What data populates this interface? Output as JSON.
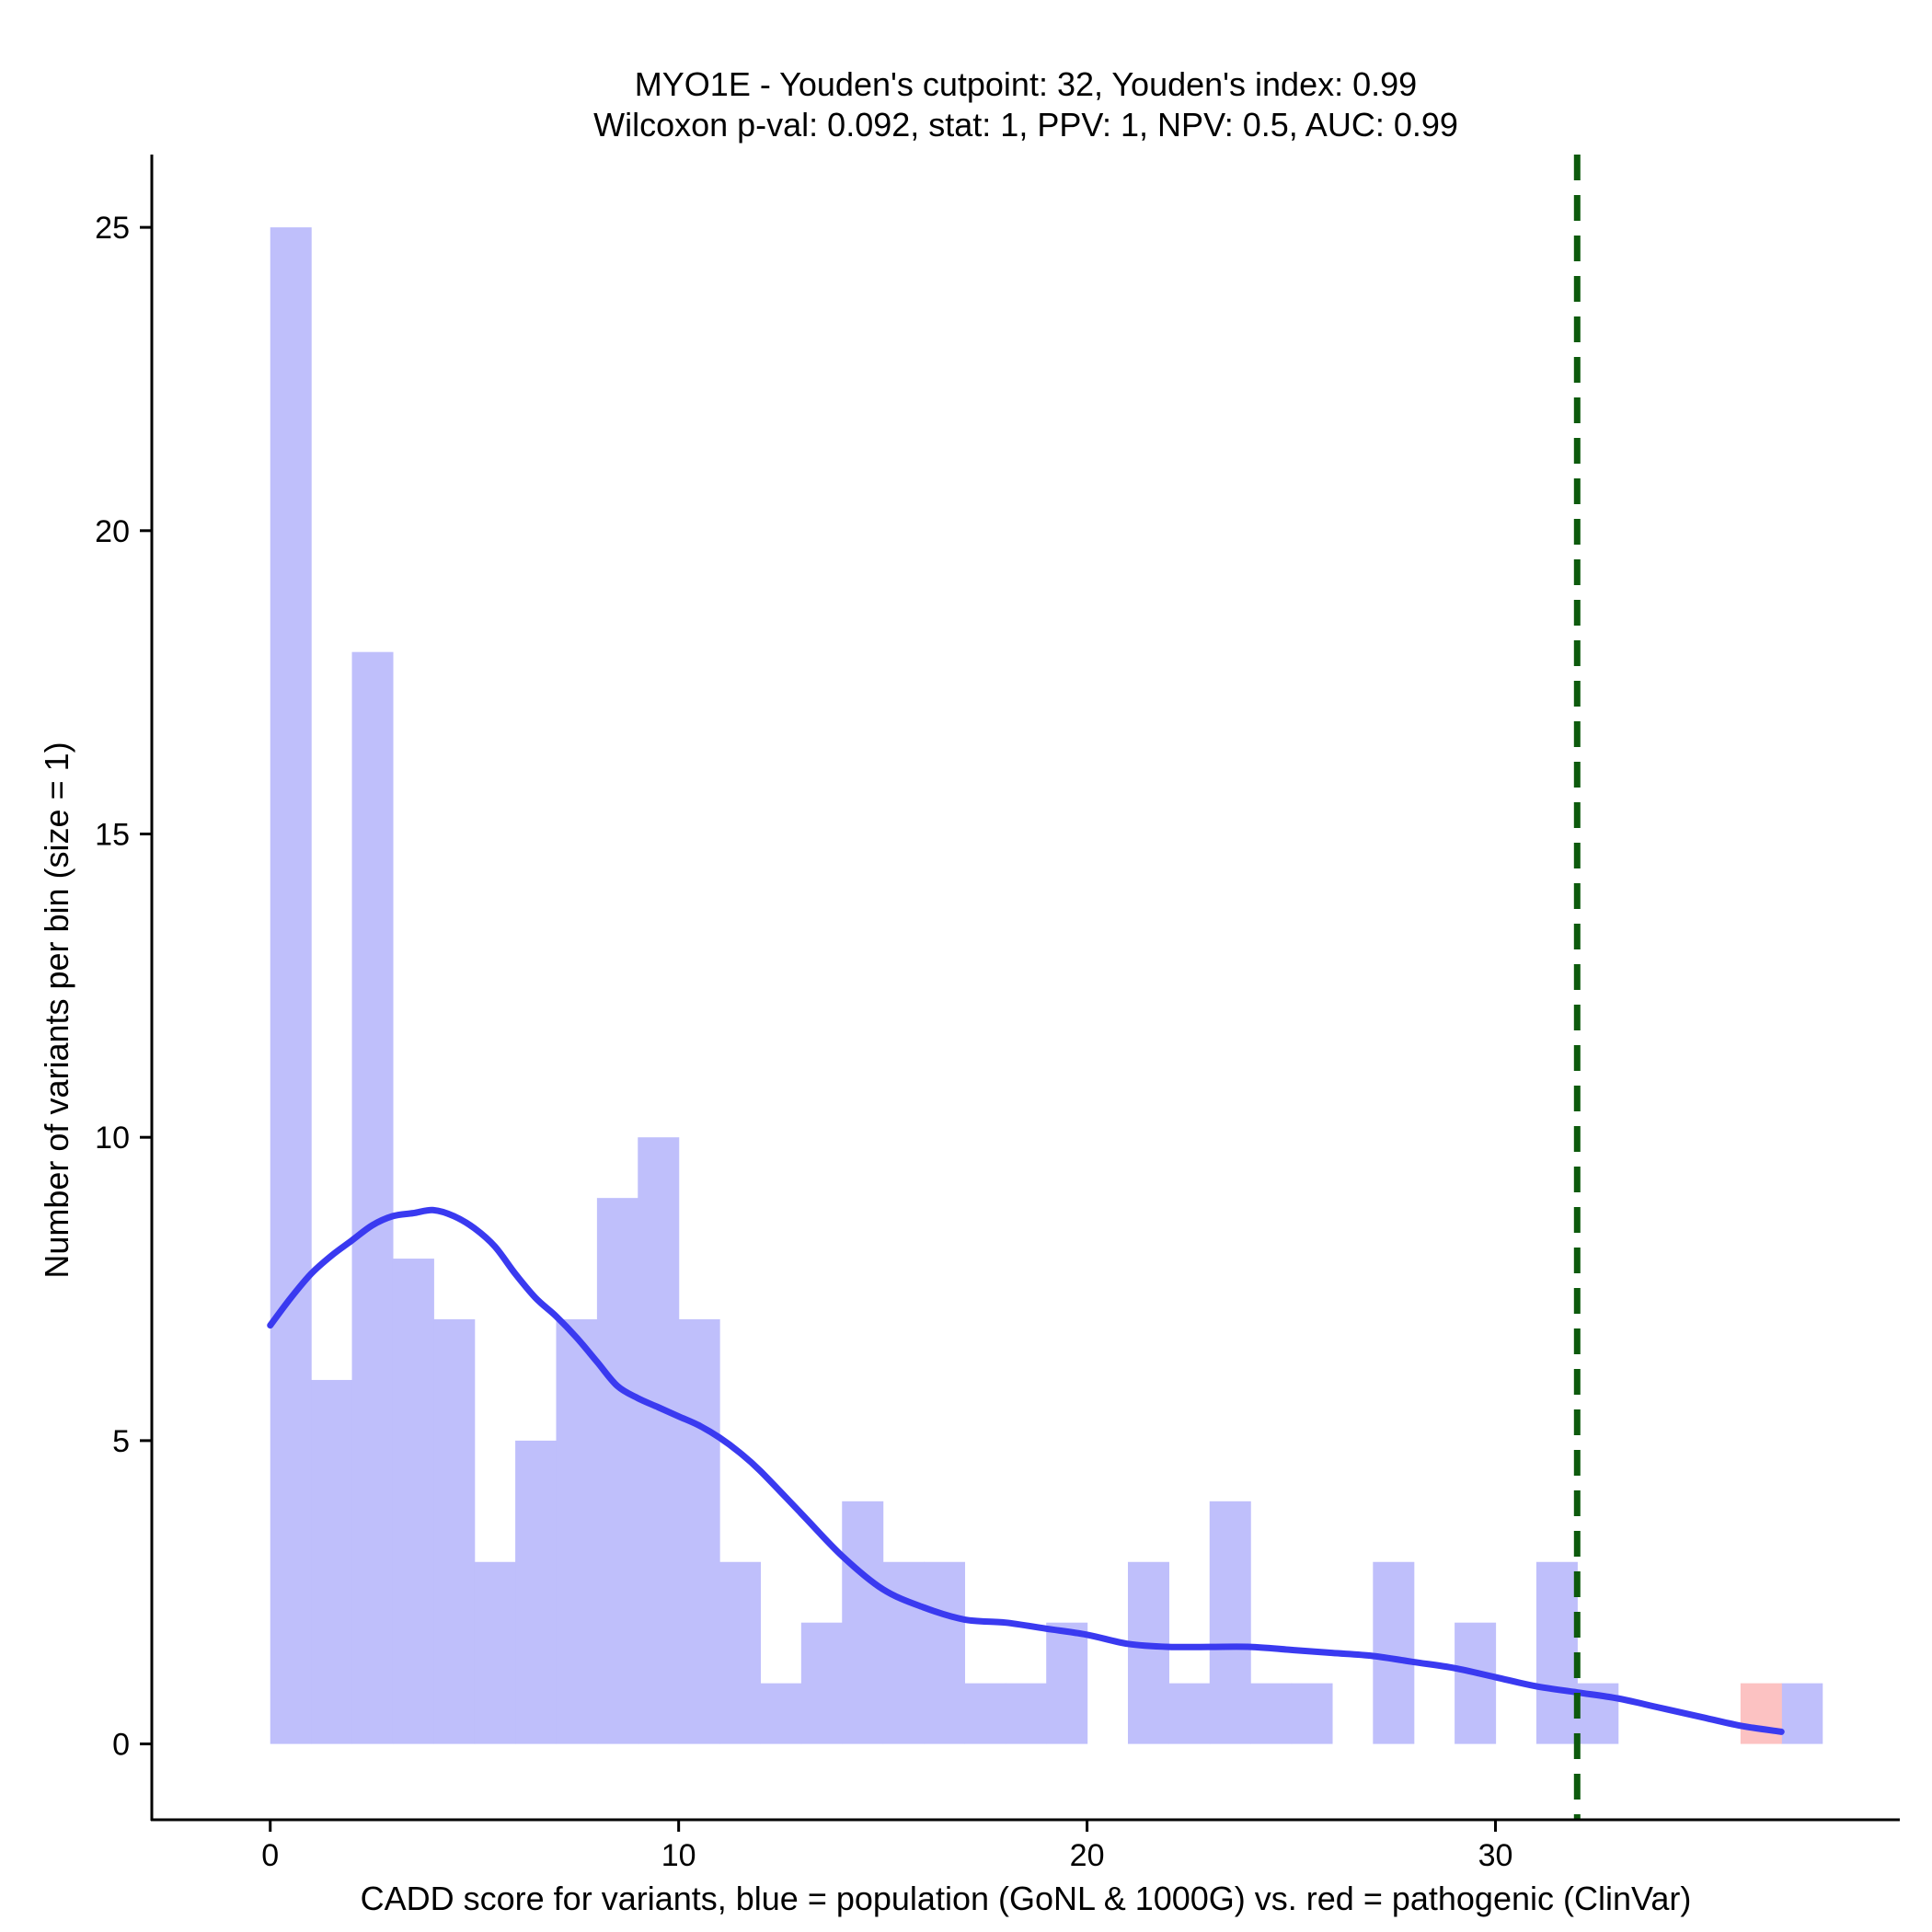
{
  "chart_data": {
    "type": "bar",
    "title": "MYO1E - Youden's cutpoint: 32, Youden's index: 0.99",
    "subtitle": "Wilcoxon p-val: 0.092, stat: 1, PPV: 1, NPV: 0.5, AUC: 0.99",
    "xlabel": "CADD score for variants, blue = population (GoNL & 1000G) vs. red = pathogenic (ClinVar)",
    "ylabel": "Number of variants per bin (size = 1)",
    "xlim": [
      -2.9,
      39.9
    ],
    "ylim": [
      -1.25,
      26.2
    ],
    "x_ticks": [
      0,
      10,
      20,
      30
    ],
    "y_ticks": [
      0,
      5,
      10,
      15,
      20,
      25
    ],
    "bin_size": 1,
    "colors": {
      "population": "#bfbffb",
      "pathogenic": "#fcc2c2",
      "density": "#3a3af0",
      "cutpoint": "#0d5a0d"
    },
    "series": [
      {
        "name": "population",
        "bins": [
          {
            "x0": 0,
            "count": 25
          },
          {
            "x0": 1,
            "count": 6
          },
          {
            "x0": 2,
            "count": 18
          },
          {
            "x0": 3,
            "count": 8
          },
          {
            "x0": 4,
            "count": 7
          },
          {
            "x0": 5,
            "count": 3
          },
          {
            "x0": 6,
            "count": 5
          },
          {
            "x0": 7,
            "count": 7
          },
          {
            "x0": 8,
            "count": 9
          },
          {
            "x0": 9,
            "count": 10
          },
          {
            "x0": 10,
            "count": 7
          },
          {
            "x0": 11,
            "count": 3
          },
          {
            "x0": 12,
            "count": 1
          },
          {
            "x0": 13,
            "count": 2
          },
          {
            "x0": 14,
            "count": 4
          },
          {
            "x0": 15,
            "count": 3
          },
          {
            "x0": 16,
            "count": 3
          },
          {
            "x0": 17,
            "count": 1
          },
          {
            "x0": 18,
            "count": 1
          },
          {
            "x0": 19,
            "count": 2
          },
          {
            "x0": 20,
            "count": 0
          },
          {
            "x0": 21,
            "count": 3
          },
          {
            "x0": 22,
            "count": 1
          },
          {
            "x0": 23,
            "count": 4
          },
          {
            "x0": 24,
            "count": 1
          },
          {
            "x0": 25,
            "count": 1
          },
          {
            "x0": 26,
            "count": 0
          },
          {
            "x0": 27,
            "count": 3
          },
          {
            "x0": 28,
            "count": 0
          },
          {
            "x0": 29,
            "count": 2
          },
          {
            "x0": 30,
            "count": 0
          },
          {
            "x0": 31,
            "count": 3
          },
          {
            "x0": 32,
            "count": 1
          },
          {
            "x0": 33,
            "count": 0
          },
          {
            "x0": 34,
            "count": 0
          },
          {
            "x0": 35,
            "count": 0
          },
          {
            "x0": 36,
            "count": 0
          },
          {
            "x0": 37,
            "count": 1
          }
        ]
      },
      {
        "name": "pathogenic",
        "bins": [
          {
            "x0": 36,
            "count": 1
          }
        ]
      }
    ],
    "density_curve": {
      "x": [
        0,
        0.5,
        1,
        1.5,
        2,
        2.5,
        3,
        3.5,
        4,
        4.5,
        5,
        5.5,
        6,
        6.5,
        7,
        7.5,
        8,
        8.5,
        9,
        9.5,
        10,
        10.5,
        11,
        11.5,
        12,
        13,
        14,
        15,
        16,
        17,
        18,
        19,
        20,
        21,
        22,
        23,
        24,
        25,
        26,
        27,
        28,
        29,
        30,
        31,
        32,
        33,
        34,
        35,
        36,
        37
      ],
      "y": [
        6.9,
        7.35,
        7.75,
        8.05,
        8.3,
        8.55,
        8.7,
        8.75,
        8.8,
        8.7,
        8.5,
        8.2,
        7.75,
        7.35,
        7.05,
        6.7,
        6.3,
        5.9,
        5.7,
        5.55,
        5.4,
        5.25,
        5.05,
        4.8,
        4.5,
        3.8,
        3.1,
        2.55,
        2.25,
        2.05,
        2.0,
        1.9,
        1.8,
        1.65,
        1.6,
        1.6,
        1.6,
        1.55,
        1.5,
        1.45,
        1.35,
        1.25,
        1.1,
        0.95,
        0.85,
        0.75,
        0.6,
        0.45,
        0.3,
        0.2
      ]
    },
    "cutpoint": 32,
    "legend": "none",
    "grid": false
  }
}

== == ==

Work request »
Every record above needs to be repeated exactly; pictures are to be left out.

Finished task »
What data populates this interface? Output as JSON.
{
  "chart_data": {
    "type": "bar",
    "title": "MYO1E - Youden's cutpoint: 32, Youden's index: 0.99",
    "subtitle": "Wilcoxon p-val: 0.092, stat: 1, PPV: 1, NPV: 0.5, AUC: 0.99",
    "xlabel": "CADD score for variants, blue = population (GoNL & 1000G) vs. red = pathogenic (ClinVar)",
    "ylabel": "Number of variants per bin (size = 1)",
    "xlim": [
      -2.9,
      39.9
    ],
    "ylim": [
      -1.25,
      26.2
    ],
    "x_ticks": [
      0,
      10,
      20,
      30
    ],
    "y_ticks": [
      0,
      5,
      10,
      15,
      20,
      25
    ],
    "bin_size": 1,
    "colors": {
      "population": "#bfbffb",
      "pathogenic": "#fcc2c2",
      "density": "#3a3af0",
      "cutpoint": "#0d5a0d"
    },
    "series": [
      {
        "name": "population",
        "bins": [
          {
            "x0": 0,
            "count": 25
          },
          {
            "x0": 1,
            "count": 6
          },
          {
            "x0": 2,
            "count": 18
          },
          {
            "x0": 3,
            "count": 8
          },
          {
            "x0": 4,
            "count": 7
          },
          {
            "x0": 5,
            "count": 3
          },
          {
            "x0": 6,
            "count": 5
          },
          {
            "x0": 7,
            "count": 7
          },
          {
            "x0": 8,
            "count": 9
          },
          {
            "x0": 9,
            "count": 10
          },
          {
            "x0": 10,
            "count": 7
          },
          {
            "x0": 11,
            "count": 3
          },
          {
            "x0": 12,
            "count": 1
          },
          {
            "x0": 13,
            "count": 2
          },
          {
            "x0": 14,
            "count": 4
          },
          {
            "x0": 15,
            "count": 3
          },
          {
            "x0": 16,
            "count": 3
          },
          {
            "x0": 17,
            "count": 1
          },
          {
            "x0": 18,
            "count": 1
          },
          {
            "x0": 19,
            "count": 2
          },
          {
            "x0": 20,
            "count": 0
          },
          {
            "x0": 21,
            "count": 3
          },
          {
            "x0": 22,
            "count": 1
          },
          {
            "x0": 23,
            "count": 4
          },
          {
            "x0": 24,
            "count": 1
          },
          {
            "x0": 25,
            "count": 1
          },
          {
            "x0": 26,
            "count": 0
          },
          {
            "x0": 27,
            "count": 3
          },
          {
            "x0": 28,
            "count": 0
          },
          {
            "x0": 29,
            "count": 2
          },
          {
            "x0": 30,
            "count": 0
          },
          {
            "x0": 31,
            "count": 3
          },
          {
            "x0": 32,
            "count": 1
          },
          {
            "x0": 33,
            "count": 0
          },
          {
            "x0": 34,
            "count": 0
          },
          {
            "x0": 35,
            "count": 0
          },
          {
            "x0": 36,
            "count": 0
          },
          {
            "x0": 37,
            "count": 1
          }
        ]
      },
      {
        "name": "pathogenic",
        "bins": [
          {
            "x0": 36,
            "count": 1
          }
        ]
      }
    ],
    "density_curve": {
      "x": [
        0,
        0.5,
        1,
        1.5,
        2,
        2.5,
        3,
        3.5,
        4,
        4.5,
        5,
        5.5,
        6,
        6.5,
        7,
        7.5,
        8,
        8.5,
        9,
        9.5,
        10,
        10.5,
        11,
        11.5,
        12,
        13,
        14,
        15,
        16,
        17,
        18,
        19,
        20,
        21,
        22,
        23,
        24,
        25,
        26,
        27,
        28,
        29,
        30,
        31,
        32,
        33,
        34,
        35,
        36,
        37
      ],
      "y": [
        6.9,
        7.35,
        7.75,
        8.05,
        8.3,
        8.55,
        8.7,
        8.75,
        8.8,
        8.7,
        8.5,
        8.2,
        7.75,
        7.35,
        7.05,
        6.7,
        6.3,
        5.9,
        5.7,
        5.55,
        5.4,
        5.25,
        5.05,
        4.8,
        4.5,
        3.8,
        3.1,
        2.55,
        2.25,
        2.05,
        2.0,
        1.9,
        1.8,
        1.65,
        1.6,
        1.6,
        1.6,
        1.55,
        1.5,
        1.45,
        1.35,
        1.25,
        1.1,
        0.95,
        0.85,
        0.75,
        0.6,
        0.45,
        0.3,
        0.2
      ]
    },
    "cutpoint": 32,
    "legend": "none",
    "grid": false
  }
}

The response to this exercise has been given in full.